§ YOUR GOAL
Locate each line below that includes "content" and reproduce it.

§ Dataset items
┌──

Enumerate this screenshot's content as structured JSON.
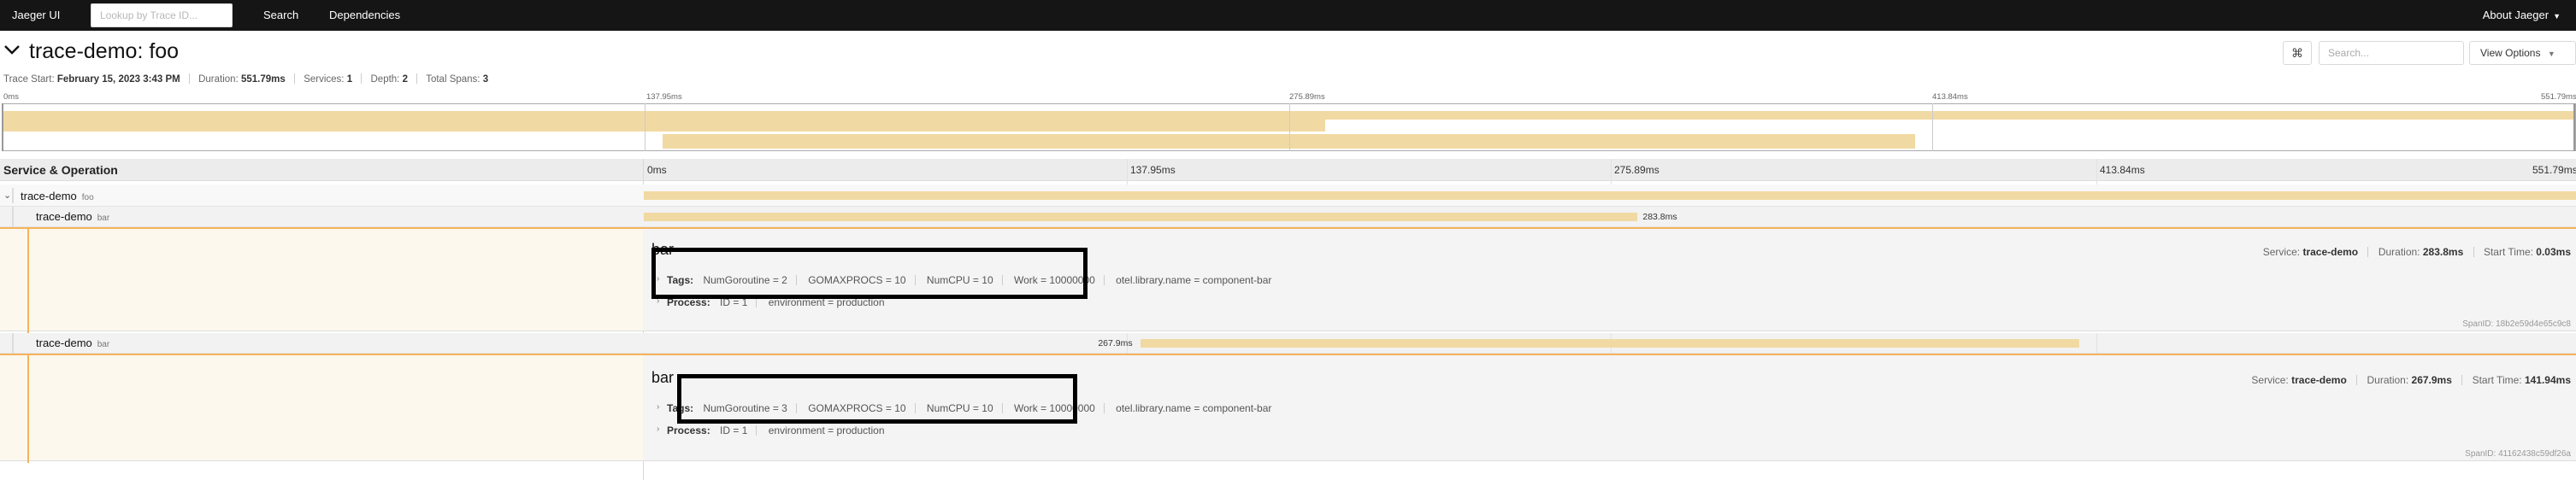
{
  "nav": {
    "brand": "Jaeger UI",
    "lookup_placeholder": "Lookup by Trace ID...",
    "search": "Search",
    "dependencies": "Dependencies",
    "about": "About Jaeger"
  },
  "trace": {
    "title": "trace-demo: foo",
    "start_label": "Trace Start:",
    "start_value": "February 15, 2023 3:43 PM",
    "duration_label": "Duration:",
    "duration_value": "551.79ms",
    "services_label": "Services:",
    "services_value": "1",
    "depth_label": "Depth:",
    "depth_value": "2",
    "total_spans_label": "Total Spans:",
    "total_spans_value": "3"
  },
  "toolbar": {
    "cmd_icon": "⌘",
    "search_placeholder": "Search...",
    "view_options": "View Options"
  },
  "ticks": [
    "0ms",
    "137.95ms",
    "275.89ms",
    "413.84ms",
    "551.79ms"
  ],
  "timeline": {
    "header_left": "Service & Operation"
  },
  "spans": [
    {
      "service": "trace-demo",
      "operation": "foo",
      "start_ms": 0,
      "duration_ms": 551.79
    },
    {
      "service": "trace-demo",
      "operation": "bar",
      "start_ms": 0,
      "duration_ms": 283.8,
      "duration_label": "283.8ms",
      "detail": {
        "name": "bar",
        "service_label": "Service:",
        "service_value": "trace-demo",
        "duration_label": "Duration:",
        "duration_value": "283.8ms",
        "start_label": "Start Time:",
        "start_value": "0.03ms",
        "tags_label": "Tags:",
        "tags": [
          "NumGoroutine = 2",
          "GOMAXPROCS = 10",
          "NumCPU = 10",
          "Work = 10000000",
          "otel.library.name = component-bar"
        ],
        "process_label": "Process:",
        "process": [
          "ID = 1",
          "environment = production"
        ],
        "spanid_label": "SpanID:",
        "spanid": "18b2e59d4e65c9c8"
      }
    },
    {
      "service": "trace-demo",
      "operation": "bar",
      "start_ms": 141.94,
      "duration_ms": 267.9,
      "duration_label": "267.9ms",
      "detail": {
        "name": "bar",
        "service_label": "Service:",
        "service_value": "trace-demo",
        "duration_label": "Duration:",
        "duration_value": "267.9ms",
        "start_label": "Start Time:",
        "start_value": "141.94ms",
        "tags_label": "Tags:",
        "tags": [
          "NumGoroutine = 3",
          "GOMAXPROCS = 10",
          "NumCPU = 10",
          "Work = 10000000",
          "otel.library.name = component-bar"
        ],
        "process_label": "Process:",
        "process": [
          "ID = 1",
          "environment = production"
        ],
        "spanid_label": "SpanID:",
        "spanid": "41162438c59df26a"
      }
    }
  ],
  "colors": {
    "nav_bg": "#151515",
    "span_bar": "#f1d9a3",
    "selected_accent": "#f5b35c",
    "highlight_box": "#000000"
  }
}
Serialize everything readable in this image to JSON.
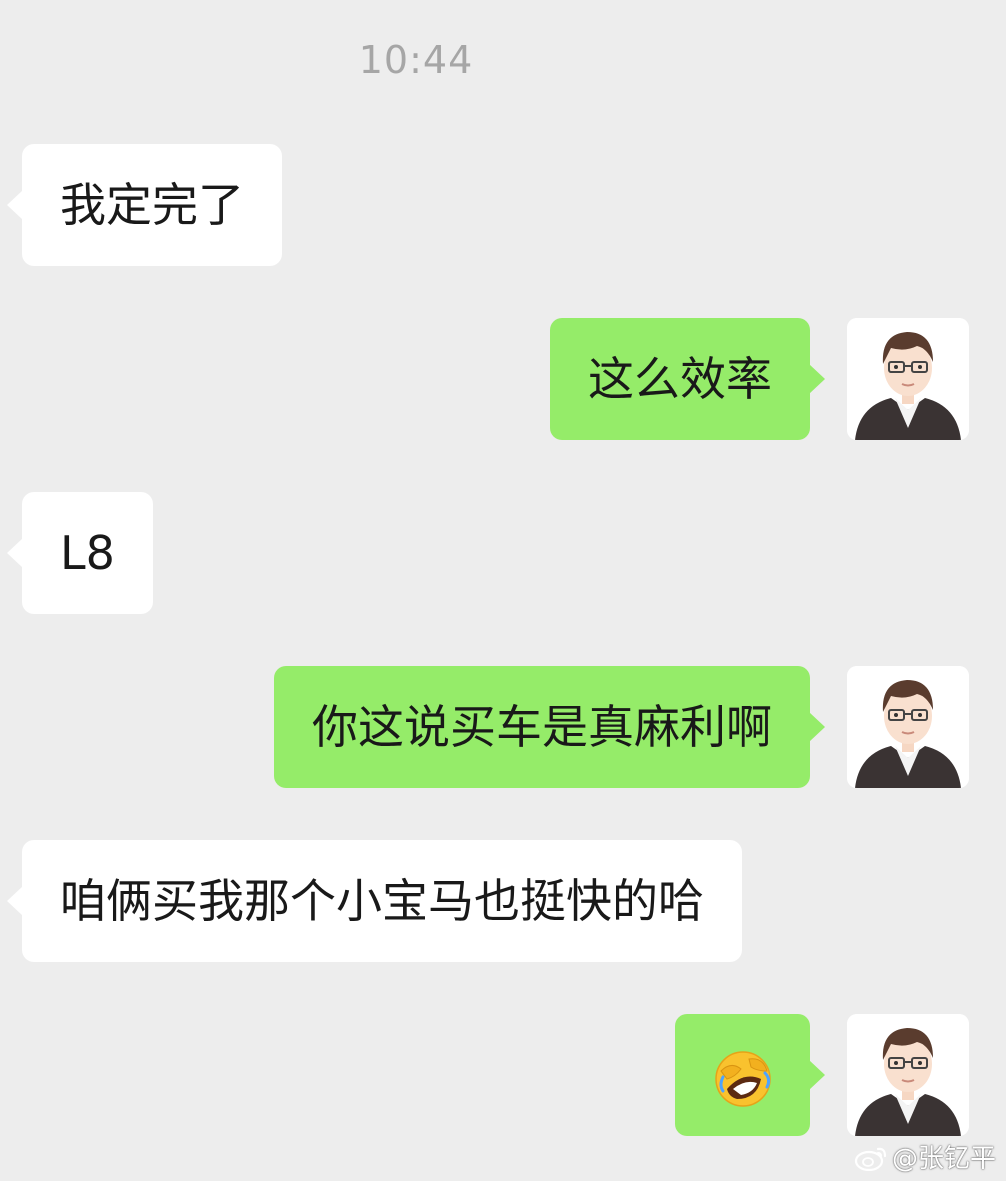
{
  "chat": {
    "timestamp": "10:44",
    "messages": [
      {
        "side": "in",
        "text": "我定完了"
      },
      {
        "side": "out",
        "text": "这么效率"
      },
      {
        "side": "in",
        "text": "L8"
      },
      {
        "side": "out",
        "text": "你这说买车是真麻利啊"
      },
      {
        "side": "in",
        "text": "咱俩买我那个小宝马也挺快的哈"
      },
      {
        "side": "out",
        "text": "",
        "emoji": "rolling-on-floor-laughing-emoji"
      }
    ]
  },
  "colors": {
    "background": "#ededed",
    "incoming_bubble": "#ffffff",
    "outgoing_bubble": "#95ec69",
    "timestamp_text": "#a6a6a6"
  },
  "watermark": {
    "text": "@张钇平",
    "icon": "weibo-logo"
  }
}
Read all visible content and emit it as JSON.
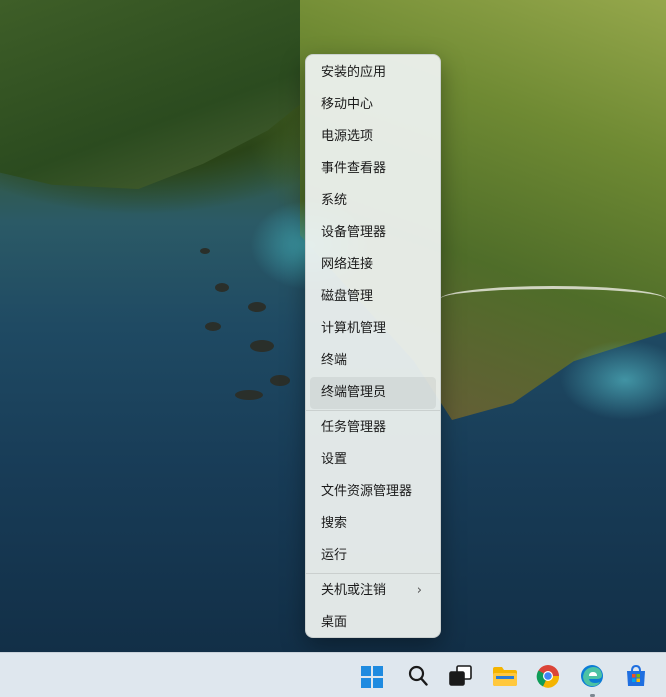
{
  "context_menu": {
    "items_group1": [
      {
        "label": "安装的应用"
      },
      {
        "label": "移动中心"
      },
      {
        "label": "电源选项"
      },
      {
        "label": "事件查看器"
      },
      {
        "label": "系统"
      },
      {
        "label": "设备管理器"
      },
      {
        "label": "网络连接"
      },
      {
        "label": "磁盘管理"
      },
      {
        "label": "计算机管理"
      },
      {
        "label": "终端"
      },
      {
        "label": "终端管理员"
      }
    ],
    "items_group2": [
      {
        "label": "任务管理器"
      },
      {
        "label": "设置"
      },
      {
        "label": "文件资源管理器"
      },
      {
        "label": "搜索"
      },
      {
        "label": "运行"
      }
    ],
    "items_group3": [
      {
        "label": "关机或注销",
        "submenu_icon": "chevron-right-icon"
      },
      {
        "label": "桌面"
      }
    ],
    "highlighted_item": "终端管理员",
    "submenu_chevron": "›"
  },
  "taskbar": {
    "icons": [
      {
        "name": "windows-start-icon",
        "color": "#1f8be0"
      },
      {
        "name": "search-icon",
        "color": "#1a1a1a"
      },
      {
        "name": "task-view-icon",
        "color": "#1a1a1a"
      },
      {
        "name": "file-explorer-icon",
        "color": "#f4b400"
      },
      {
        "name": "chrome-icon",
        "color": "#db4437"
      },
      {
        "name": "edge-icon",
        "color": "#0c7cd5"
      },
      {
        "name": "microsoft-store-icon",
        "color": "#1f6fe0"
      }
    ],
    "active_app": "edge-icon"
  },
  "colors": {
    "menu_background": "#eef2f0",
    "taskbar_background": "#dfe7ee",
    "accent": "#1f8be0"
  }
}
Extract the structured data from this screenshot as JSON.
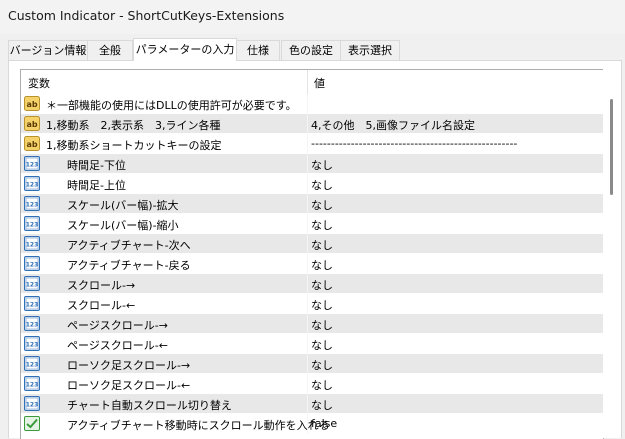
{
  "window": {
    "title": "Custom Indicator - ShortCutKeys-Extensions"
  },
  "tabs": [
    {
      "label": "バージョン情報",
      "active": false
    },
    {
      "label": "全般",
      "active": false
    },
    {
      "label": "パラメーターの入力",
      "active": true
    },
    {
      "label": "仕様",
      "active": false
    },
    {
      "label": "色の設定",
      "active": false
    },
    {
      "label": "表示選択",
      "active": false
    }
  ],
  "table": {
    "headers": {
      "variable": "変数",
      "value": "値"
    },
    "rows": [
      {
        "icon": "string-ab-icon",
        "name": "＊一部機能の使用にはDLLの使用許可が必要です。",
        "value": "",
        "indent": false
      },
      {
        "icon": "string-ab-icon",
        "name": "1,移動系　2,表示系　3,ライン各種",
        "value": "4,その他　5,画像ファイル名設定",
        "indent": false
      },
      {
        "icon": "string-ab-icon",
        "name": "1,移動系ショートカットキーの設定",
        "value": "----------------------------------------------------",
        "indent": false
      },
      {
        "icon": "enum-123-icon",
        "name": "時間足-下位",
        "value": "なし",
        "indent": true
      },
      {
        "icon": "enum-123-icon",
        "name": "時間足-上位",
        "value": "なし",
        "indent": true
      },
      {
        "icon": "enum-123-icon",
        "name": "スケール(バー幅)-拡大",
        "value": "なし",
        "indent": true
      },
      {
        "icon": "enum-123-icon",
        "name": "スケール(バー幅)-縮小",
        "value": "なし",
        "indent": true
      },
      {
        "icon": "enum-123-icon",
        "name": "アクティブチャート-次へ",
        "value": "なし",
        "indent": true
      },
      {
        "icon": "enum-123-icon",
        "name": "アクティブチャート-戻る",
        "value": "なし",
        "indent": true
      },
      {
        "icon": "enum-123-icon",
        "name": "スクロール-→",
        "value": "なし",
        "indent": true
      },
      {
        "icon": "enum-123-icon",
        "name": "スクロール-←",
        "value": "なし",
        "indent": true
      },
      {
        "icon": "enum-123-icon",
        "name": "ページスクロール-→",
        "value": "なし",
        "indent": true
      },
      {
        "icon": "enum-123-icon",
        "name": "ページスクロール-←",
        "value": "なし",
        "indent": true
      },
      {
        "icon": "enum-123-icon",
        "name": "ローソク足スクロール-→",
        "value": "なし",
        "indent": true
      },
      {
        "icon": "enum-123-icon",
        "name": "ローソク足スクロール-←",
        "value": "なし",
        "indent": true
      },
      {
        "icon": "enum-123-icon",
        "name": "チャート自動スクロール切り替え",
        "value": "なし",
        "indent": true
      },
      {
        "icon": "bool-icon",
        "name": "アクティブチャート移動時にスクロール動作を入れる",
        "value": "false",
        "indent": true
      }
    ]
  },
  "colors": {
    "row_even": "#e8e8e8",
    "string_icon": "#f5d26a",
    "enum_icon": "#2f6fb5",
    "bool_icon": "#3a9a3a"
  }
}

└──

§ SOLUTION TO THIS EXERCISE
Enumerate this screenshot's content as structured JSON.
Read all visible content and emit it as JSON.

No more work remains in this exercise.